>>>>
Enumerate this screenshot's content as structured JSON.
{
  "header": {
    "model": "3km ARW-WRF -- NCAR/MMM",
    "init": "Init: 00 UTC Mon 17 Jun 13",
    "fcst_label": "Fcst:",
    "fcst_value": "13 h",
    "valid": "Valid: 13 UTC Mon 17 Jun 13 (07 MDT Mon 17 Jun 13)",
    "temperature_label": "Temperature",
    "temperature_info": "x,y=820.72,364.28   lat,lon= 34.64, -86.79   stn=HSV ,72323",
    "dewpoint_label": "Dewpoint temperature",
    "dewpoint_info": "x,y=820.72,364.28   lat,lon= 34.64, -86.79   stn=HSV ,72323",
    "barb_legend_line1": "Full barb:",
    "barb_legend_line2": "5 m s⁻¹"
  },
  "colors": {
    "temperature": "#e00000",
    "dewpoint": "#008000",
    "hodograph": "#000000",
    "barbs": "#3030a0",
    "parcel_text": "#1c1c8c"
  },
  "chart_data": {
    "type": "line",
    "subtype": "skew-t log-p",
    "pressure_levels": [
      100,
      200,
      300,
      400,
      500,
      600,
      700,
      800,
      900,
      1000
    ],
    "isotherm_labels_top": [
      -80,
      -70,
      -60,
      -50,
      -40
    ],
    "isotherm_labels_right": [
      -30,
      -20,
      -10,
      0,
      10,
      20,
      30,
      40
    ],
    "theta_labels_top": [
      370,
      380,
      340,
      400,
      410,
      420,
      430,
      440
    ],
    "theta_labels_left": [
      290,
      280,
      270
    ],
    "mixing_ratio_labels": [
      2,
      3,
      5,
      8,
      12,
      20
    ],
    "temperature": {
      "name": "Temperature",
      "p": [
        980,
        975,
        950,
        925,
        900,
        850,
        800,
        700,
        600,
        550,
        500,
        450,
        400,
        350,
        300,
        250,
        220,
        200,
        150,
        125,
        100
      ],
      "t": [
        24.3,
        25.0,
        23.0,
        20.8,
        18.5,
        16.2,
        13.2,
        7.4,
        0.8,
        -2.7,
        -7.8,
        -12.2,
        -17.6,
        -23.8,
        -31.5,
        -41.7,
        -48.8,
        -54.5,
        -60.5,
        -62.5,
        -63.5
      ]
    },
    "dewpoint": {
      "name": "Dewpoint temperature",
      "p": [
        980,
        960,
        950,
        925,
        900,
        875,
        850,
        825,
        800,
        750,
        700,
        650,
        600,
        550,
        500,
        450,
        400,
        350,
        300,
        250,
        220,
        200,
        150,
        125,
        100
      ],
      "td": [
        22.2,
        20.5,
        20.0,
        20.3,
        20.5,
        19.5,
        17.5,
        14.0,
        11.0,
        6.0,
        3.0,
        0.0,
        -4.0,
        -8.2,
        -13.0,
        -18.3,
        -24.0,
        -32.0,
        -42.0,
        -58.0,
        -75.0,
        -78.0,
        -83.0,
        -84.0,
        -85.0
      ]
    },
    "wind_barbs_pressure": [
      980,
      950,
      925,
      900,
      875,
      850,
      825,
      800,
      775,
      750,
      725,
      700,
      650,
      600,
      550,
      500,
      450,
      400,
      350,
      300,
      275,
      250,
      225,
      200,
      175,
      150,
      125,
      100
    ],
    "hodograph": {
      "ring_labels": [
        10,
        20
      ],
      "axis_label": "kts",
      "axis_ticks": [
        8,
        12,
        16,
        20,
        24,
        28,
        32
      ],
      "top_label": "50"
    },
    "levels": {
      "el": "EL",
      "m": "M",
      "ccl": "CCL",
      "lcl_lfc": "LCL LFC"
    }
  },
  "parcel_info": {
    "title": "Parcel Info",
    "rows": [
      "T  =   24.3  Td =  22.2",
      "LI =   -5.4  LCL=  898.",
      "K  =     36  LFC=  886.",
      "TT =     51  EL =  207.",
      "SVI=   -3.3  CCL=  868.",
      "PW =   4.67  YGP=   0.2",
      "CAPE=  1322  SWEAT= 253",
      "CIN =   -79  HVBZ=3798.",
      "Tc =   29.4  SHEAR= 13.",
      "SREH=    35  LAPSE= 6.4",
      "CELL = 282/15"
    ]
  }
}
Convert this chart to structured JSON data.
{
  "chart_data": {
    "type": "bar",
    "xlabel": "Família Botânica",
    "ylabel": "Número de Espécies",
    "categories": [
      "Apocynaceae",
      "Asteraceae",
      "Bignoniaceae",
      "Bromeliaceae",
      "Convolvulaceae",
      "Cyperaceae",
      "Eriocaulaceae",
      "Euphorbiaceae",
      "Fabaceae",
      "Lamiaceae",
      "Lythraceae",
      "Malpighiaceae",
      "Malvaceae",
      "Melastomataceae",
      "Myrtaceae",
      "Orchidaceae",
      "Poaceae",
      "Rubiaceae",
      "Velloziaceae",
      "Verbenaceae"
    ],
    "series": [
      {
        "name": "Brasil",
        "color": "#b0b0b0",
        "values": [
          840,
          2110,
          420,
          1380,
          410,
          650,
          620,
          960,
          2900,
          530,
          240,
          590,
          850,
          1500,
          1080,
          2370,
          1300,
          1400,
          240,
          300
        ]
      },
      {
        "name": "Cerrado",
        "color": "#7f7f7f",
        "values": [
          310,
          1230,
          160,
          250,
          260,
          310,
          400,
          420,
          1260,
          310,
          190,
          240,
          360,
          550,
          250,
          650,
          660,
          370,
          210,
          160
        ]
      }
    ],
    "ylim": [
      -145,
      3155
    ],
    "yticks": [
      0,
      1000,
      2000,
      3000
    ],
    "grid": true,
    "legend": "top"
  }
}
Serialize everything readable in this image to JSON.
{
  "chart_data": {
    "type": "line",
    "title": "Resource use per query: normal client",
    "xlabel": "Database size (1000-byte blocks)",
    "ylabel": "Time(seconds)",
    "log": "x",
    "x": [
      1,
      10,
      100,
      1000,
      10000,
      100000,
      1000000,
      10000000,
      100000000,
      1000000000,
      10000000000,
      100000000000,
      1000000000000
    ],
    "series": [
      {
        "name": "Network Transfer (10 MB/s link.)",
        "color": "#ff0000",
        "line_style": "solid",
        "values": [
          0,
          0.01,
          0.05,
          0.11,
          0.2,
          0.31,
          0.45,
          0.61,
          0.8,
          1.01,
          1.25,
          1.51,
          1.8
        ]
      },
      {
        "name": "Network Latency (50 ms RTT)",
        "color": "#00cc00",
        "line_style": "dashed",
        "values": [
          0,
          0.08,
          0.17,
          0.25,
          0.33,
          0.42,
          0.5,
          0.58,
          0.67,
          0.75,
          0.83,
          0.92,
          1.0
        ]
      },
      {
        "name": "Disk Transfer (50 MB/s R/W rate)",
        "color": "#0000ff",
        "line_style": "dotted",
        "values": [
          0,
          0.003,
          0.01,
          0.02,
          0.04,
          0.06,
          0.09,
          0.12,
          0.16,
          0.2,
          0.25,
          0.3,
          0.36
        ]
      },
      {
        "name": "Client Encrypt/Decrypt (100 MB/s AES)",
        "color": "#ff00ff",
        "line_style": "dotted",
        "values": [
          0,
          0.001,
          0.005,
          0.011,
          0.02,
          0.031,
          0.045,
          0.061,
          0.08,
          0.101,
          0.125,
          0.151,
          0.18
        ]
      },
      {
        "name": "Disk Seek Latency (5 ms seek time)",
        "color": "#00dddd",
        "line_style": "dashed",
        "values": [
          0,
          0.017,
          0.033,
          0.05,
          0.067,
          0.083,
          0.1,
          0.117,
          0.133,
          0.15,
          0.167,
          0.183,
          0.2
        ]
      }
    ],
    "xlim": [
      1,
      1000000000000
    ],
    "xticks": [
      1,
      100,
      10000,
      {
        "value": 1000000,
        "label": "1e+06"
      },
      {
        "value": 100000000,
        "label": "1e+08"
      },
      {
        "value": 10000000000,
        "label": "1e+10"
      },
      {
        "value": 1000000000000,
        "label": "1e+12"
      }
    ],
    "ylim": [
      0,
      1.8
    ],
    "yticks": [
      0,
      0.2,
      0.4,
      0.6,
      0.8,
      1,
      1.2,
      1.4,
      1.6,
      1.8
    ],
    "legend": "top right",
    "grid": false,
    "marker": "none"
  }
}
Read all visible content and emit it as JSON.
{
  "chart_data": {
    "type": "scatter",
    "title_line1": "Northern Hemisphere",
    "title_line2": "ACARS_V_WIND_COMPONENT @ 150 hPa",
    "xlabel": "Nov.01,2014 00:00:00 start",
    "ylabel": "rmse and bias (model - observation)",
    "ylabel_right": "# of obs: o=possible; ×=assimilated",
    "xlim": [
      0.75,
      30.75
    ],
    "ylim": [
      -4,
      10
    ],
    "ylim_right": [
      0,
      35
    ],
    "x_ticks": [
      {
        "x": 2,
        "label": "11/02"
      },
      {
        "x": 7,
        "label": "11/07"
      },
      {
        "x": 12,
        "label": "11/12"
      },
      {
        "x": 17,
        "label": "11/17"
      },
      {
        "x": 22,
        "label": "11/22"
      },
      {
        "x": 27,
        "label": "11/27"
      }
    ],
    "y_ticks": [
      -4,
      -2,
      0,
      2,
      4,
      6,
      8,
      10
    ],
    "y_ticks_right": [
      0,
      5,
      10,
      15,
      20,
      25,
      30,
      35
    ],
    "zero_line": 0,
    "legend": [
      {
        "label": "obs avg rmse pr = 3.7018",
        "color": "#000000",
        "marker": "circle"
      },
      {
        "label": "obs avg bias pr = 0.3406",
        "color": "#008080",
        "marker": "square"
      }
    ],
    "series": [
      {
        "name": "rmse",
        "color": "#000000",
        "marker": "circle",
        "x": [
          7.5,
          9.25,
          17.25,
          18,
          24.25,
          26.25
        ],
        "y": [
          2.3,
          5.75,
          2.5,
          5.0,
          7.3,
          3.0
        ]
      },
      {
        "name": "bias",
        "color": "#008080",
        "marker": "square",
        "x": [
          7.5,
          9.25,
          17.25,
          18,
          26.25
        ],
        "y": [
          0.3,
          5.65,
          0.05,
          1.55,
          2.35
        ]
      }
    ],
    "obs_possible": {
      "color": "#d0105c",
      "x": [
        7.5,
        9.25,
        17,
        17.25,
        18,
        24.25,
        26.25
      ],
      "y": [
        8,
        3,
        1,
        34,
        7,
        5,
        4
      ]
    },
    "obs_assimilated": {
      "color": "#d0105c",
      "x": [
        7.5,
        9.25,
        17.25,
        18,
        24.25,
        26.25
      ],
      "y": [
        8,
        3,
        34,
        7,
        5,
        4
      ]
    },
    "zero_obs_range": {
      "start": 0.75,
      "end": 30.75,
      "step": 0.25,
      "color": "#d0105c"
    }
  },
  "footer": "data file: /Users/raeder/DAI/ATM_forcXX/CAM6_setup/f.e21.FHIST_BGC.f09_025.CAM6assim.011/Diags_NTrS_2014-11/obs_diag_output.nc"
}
<<<<
* **Exercise directions**
Check each line above for the word "this" and copy the ones that have it.

* **Worked solution**
Enumerate this screenshot's content as structured JSON.
Convert this chart to structured JSON data.
Serialize everything readable in this image to JSON.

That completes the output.